* [Task to complete]: Restate each line of the listing exactly, without carrying over any pictures.

* [Supplied data]:
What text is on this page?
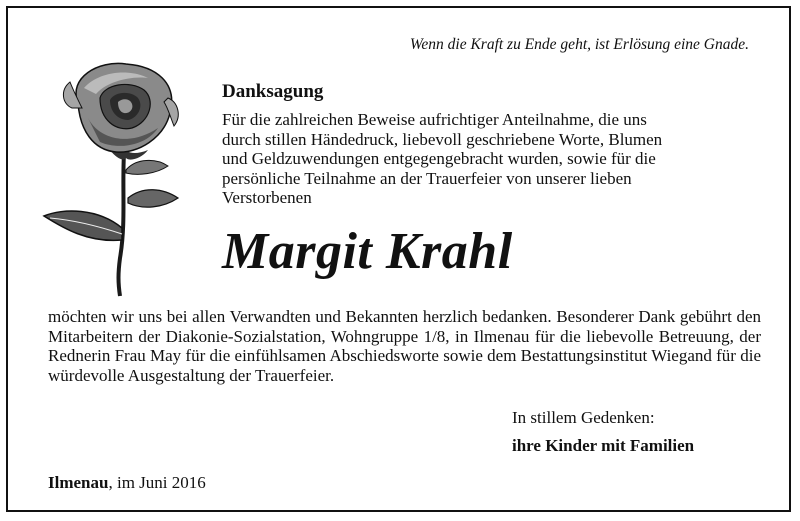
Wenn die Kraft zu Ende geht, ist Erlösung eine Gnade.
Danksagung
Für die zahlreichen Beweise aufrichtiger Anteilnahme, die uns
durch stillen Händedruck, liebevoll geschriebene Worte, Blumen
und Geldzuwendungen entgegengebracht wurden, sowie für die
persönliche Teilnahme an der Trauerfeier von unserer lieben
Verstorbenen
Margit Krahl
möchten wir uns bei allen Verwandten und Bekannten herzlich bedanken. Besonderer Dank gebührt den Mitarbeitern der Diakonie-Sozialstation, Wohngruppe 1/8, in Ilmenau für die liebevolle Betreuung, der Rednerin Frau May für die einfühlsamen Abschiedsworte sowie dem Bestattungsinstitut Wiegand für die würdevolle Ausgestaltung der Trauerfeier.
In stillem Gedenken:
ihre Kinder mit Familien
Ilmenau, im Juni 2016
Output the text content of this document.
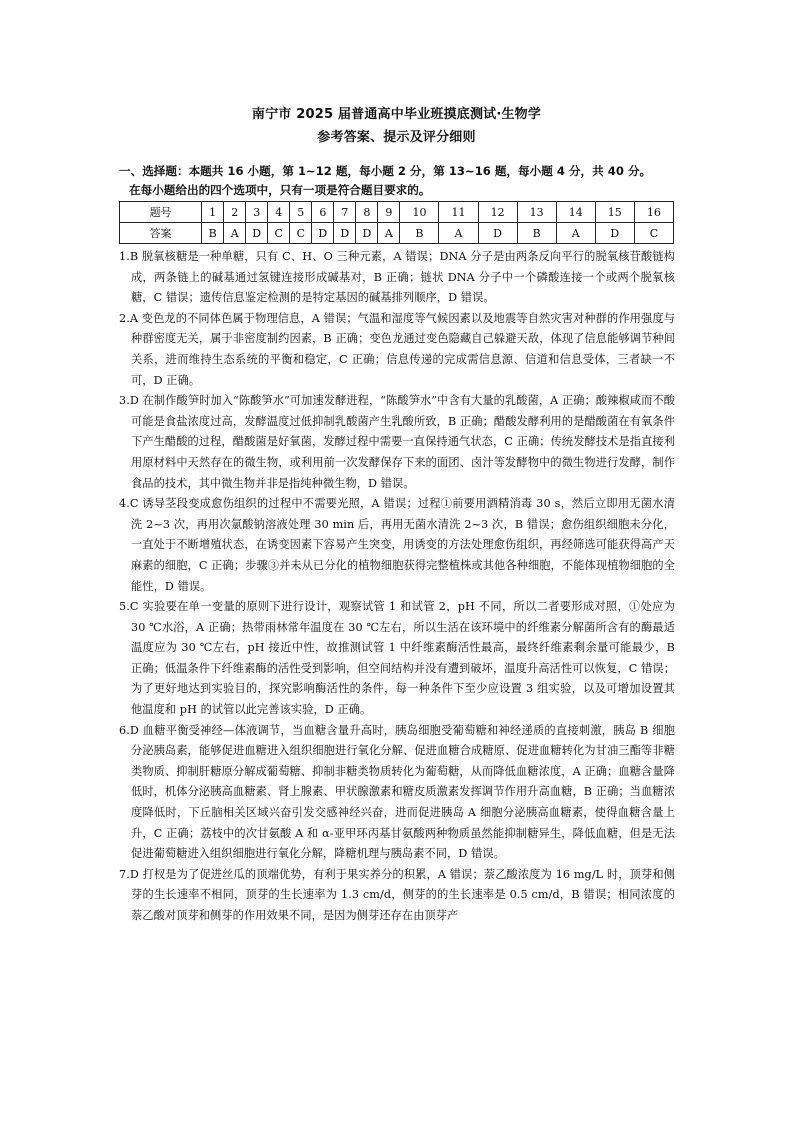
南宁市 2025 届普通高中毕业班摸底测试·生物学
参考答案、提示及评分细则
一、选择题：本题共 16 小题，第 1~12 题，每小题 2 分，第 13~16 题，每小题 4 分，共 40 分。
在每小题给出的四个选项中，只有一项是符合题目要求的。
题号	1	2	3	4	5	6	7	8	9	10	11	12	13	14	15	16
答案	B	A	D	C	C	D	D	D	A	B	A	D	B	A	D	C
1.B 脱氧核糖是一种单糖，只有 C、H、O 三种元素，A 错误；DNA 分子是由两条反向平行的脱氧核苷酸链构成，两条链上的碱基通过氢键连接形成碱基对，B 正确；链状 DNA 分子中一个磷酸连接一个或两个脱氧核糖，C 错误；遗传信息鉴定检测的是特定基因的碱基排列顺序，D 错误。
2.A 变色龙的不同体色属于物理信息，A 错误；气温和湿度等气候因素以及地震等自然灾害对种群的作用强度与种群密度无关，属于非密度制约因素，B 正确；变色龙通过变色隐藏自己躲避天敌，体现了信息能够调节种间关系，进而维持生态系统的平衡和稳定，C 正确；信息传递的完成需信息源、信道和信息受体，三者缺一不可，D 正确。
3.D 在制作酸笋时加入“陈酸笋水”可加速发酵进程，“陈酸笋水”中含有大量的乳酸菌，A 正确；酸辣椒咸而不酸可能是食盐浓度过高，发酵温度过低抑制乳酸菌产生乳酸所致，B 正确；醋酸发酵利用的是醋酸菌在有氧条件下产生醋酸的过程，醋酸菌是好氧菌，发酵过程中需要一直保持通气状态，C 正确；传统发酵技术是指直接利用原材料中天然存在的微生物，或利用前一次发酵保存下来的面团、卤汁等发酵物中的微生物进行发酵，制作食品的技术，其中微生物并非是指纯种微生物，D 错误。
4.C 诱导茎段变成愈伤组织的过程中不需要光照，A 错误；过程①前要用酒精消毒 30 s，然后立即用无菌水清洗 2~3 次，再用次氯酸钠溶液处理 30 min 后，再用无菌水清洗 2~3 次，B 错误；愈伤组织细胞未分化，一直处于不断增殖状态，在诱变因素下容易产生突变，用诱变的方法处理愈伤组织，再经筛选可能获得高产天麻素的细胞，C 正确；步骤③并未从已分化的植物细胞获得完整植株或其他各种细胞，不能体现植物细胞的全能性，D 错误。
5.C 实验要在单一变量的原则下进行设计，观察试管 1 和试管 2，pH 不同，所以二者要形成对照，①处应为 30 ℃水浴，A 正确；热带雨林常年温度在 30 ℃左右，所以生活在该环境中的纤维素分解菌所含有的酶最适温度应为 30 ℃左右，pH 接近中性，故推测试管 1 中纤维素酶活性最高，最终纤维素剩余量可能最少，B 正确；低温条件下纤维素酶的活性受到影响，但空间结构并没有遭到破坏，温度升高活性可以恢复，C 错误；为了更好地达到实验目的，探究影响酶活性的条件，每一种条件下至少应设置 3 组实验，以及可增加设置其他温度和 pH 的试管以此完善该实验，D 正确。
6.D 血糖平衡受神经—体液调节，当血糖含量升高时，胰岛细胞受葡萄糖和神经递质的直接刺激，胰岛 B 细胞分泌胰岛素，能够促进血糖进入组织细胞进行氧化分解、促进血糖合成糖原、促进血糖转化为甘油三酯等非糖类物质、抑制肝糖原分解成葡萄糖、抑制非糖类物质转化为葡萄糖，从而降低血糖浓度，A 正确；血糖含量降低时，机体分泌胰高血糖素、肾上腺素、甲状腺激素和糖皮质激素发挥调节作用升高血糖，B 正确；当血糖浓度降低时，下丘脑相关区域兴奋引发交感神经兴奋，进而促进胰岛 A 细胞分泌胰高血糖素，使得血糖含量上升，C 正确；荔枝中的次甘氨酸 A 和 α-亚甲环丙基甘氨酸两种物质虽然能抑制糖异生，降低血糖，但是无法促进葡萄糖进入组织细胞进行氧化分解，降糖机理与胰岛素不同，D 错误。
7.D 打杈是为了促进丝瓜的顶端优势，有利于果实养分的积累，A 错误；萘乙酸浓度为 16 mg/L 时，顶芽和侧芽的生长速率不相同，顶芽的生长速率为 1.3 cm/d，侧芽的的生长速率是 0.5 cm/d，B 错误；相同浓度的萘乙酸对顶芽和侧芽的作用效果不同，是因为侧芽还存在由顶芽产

* [Output of the exercise]:
What text is on this page?
Wenn die Kraft zu Ende geht, ist Erlösung eine Gnade.
Danksagung
Für die zahlreichen Beweise aufrichtiger Anteilnahme, die uns
durch stillen Händedruck, liebevoll geschriebene Worte, Blumen
und Geldzuwendungen entgegengebracht wurden, sowie für die
persönliche Teilnahme an der Trauerfeier von unserer lieben
Verstorbenen
Margit Krahl
möchten wir uns bei allen Verwandten und Bekannten herzlich bedanken. Besonderer Dank gebührt den Mitarbeitern der Diakonie-Sozialstation, Wohngruppe 1/8, in Ilmenau für die liebevolle Betreuung, der Rednerin Frau May für die einfühlsamen Abschiedsworte sowie dem Bestattungsinstitut Wiegand für die würdevolle Ausgestaltung der Trauerfeier.
In stillem Gedenken:
ihre Kinder mit Familien
Ilmenau, im Juni 2016
Output the text content of this document.
南宁市 2025 届普通高中毕业班摸底测试·生物学
参考答案、提示及评分细则
一、选择题：本题共 16 小题，第 1~12 题，每小题 2 分，第 13~16 题，每小题 4 分，共 40 分。
在每小题给出的四个选项中，只有一项是符合题目要求的。
题号	1	2	3	4	5	6	7	8	9	10	11	12	13	14	15	16
答案	B	A	D	C	C	D	D	D	A	B	A	D	B	A	D	C
1.B 脱氧核糖是一种单糖，只有 C、H、O 三种元素，A 错误；DNA 分子是由两条反向平行的脱氧核苷酸链构成，两条链上的碱基通过氢键连接形成碱基对，B 正确；链状 DNA 分子中一个磷酸连接一个或两个脱氧核糖，C 错误；遗传信息鉴定检测的是特定基因的碱基排列顺序，D 错误。
2.A 变色龙的不同体色属于物理信息，A 错误；气温和湿度等气候因素以及地震等自然灾害对种群的作用强度与种群密度无关，属于非密度制约因素，B 正确；变色龙通过变色隐藏自己躲避天敌，体现了信息能够调节种间关系，进而维持生态系统的平衡和稳定，C 正确；信息传递的完成需信息源、信道和信息受体，三者缺一不可，D 正确。
3.D 在制作酸笋时加入“陈酸笋水”可加速发酵进程，“陈酸笋水”中含有大量的乳酸菌，A 正确；酸辣椒咸而不酸可能是食盐浓度过高，发酵温度过低抑制乳酸菌产生乳酸所致，B 正确；醋酸发酵利用的是醋酸菌在有氧条件下产生醋酸的过程，醋酸菌是好氧菌，发酵过程中需要一直保持通气状态，C 正确；传统发酵技术是指直接利用原材料中天然存在的微生物，或利用前一次发酵保存下来的面团、卤汁等发酵物中的微生物进行发酵，制作食品的技术，其中微生物并非是指纯种微生物，D 错误。
4.C 诱导茎段变成愈伤组织的过程中不需要光照，A 错误；过程①前要用酒精消毒 30 s，然后立即用无菌水清洗 2~3 次，再用次氯酸钠溶液处理 30 min 后，再用无菌水清洗 2~3 次，B 错误；愈伤组织细胞未分化，一直处于不断增殖状态，在诱变因素下容易产生突变，用诱变的方法处理愈伤组织，再经筛选可能获得高产天麻素的细胞，C 正确；步骤③并未从已分化的植物细胞获得完整植株或其他各种细胞，不能体现植物细胞的全能性，D 错误。
5.C 实验要在单一变量的原则下进行设计，观察试管 1 和试管 2，pH 不同，所以二者要形成对照，①处应为 30 ℃水浴，A 正确；热带雨林常年温度在 30 ℃左右，所以生活在该环境中的纤维素分解菌所含有的酶最适温度应为 30 ℃左右，pH 接近中性，故推测试管 1 中纤维素酶活性最高，最终纤维素剩余量可能最少，B 正确；低温条件下纤维素酶的活性受到影响，但空间结构并没有遭到破坏，温度升高活性可以恢复，C 错误；为了更好地达到实验目的，探究影响酶活性的条件，每一种条件下至少应设置 3 组实验，以及可增加设置其他温度和 pH 的试管以此完善该实验，D 正确。
6.D 血糖平衡受神经—体液调节，当血糖含量升高时，胰岛细胞受葡萄糖和神经递质的直接刺激，胰岛 B 细胞分泌胰岛素，能够促进血糖进入组织细胞进行氧化分解、促进血糖合成糖原、促进血糖转化为甘油三酯等非糖类物质、抑制肝糖原分解成葡萄糖、抑制非糖类物质转化为葡萄糖，从而降低血糖浓度，A 正确；血糖含量降低时，机体分泌胰高血糖素、肾上腺素、甲状腺激素和糖皮质激素发挥调节作用升高血糖，B 正确；当血糖浓度降低时，下丘脑相关区域兴奋引发交感神经兴奋，进而促进胰岛 A 细胞分泌胰高血糖素，使得血糖含量上升，C 正确；荔枝中的次甘氨酸 A 和 α-亚甲环丙基甘氨酸两种物质虽然能抑制糖异生，降低血糖，但是无法促进葡萄糖进入组织细胞进行氧化分解，降糖机理与胰岛素不同，D 错误。
7.D 打杈是为了促进丝瓜的顶端优势，有利于果实养分的积累，A 错误；萘乙酸浓度为 16 mg/L 时，顶芽和侧芽的生长速率不相同，顶芽的生长速率为 1.3 cm/d，侧芽的的生长速率是 0.5 cm/d，B 错误；相同浓度的萘乙酸对顶芽和侧芽的作用效果不同，是因为侧芽还存在由顶芽产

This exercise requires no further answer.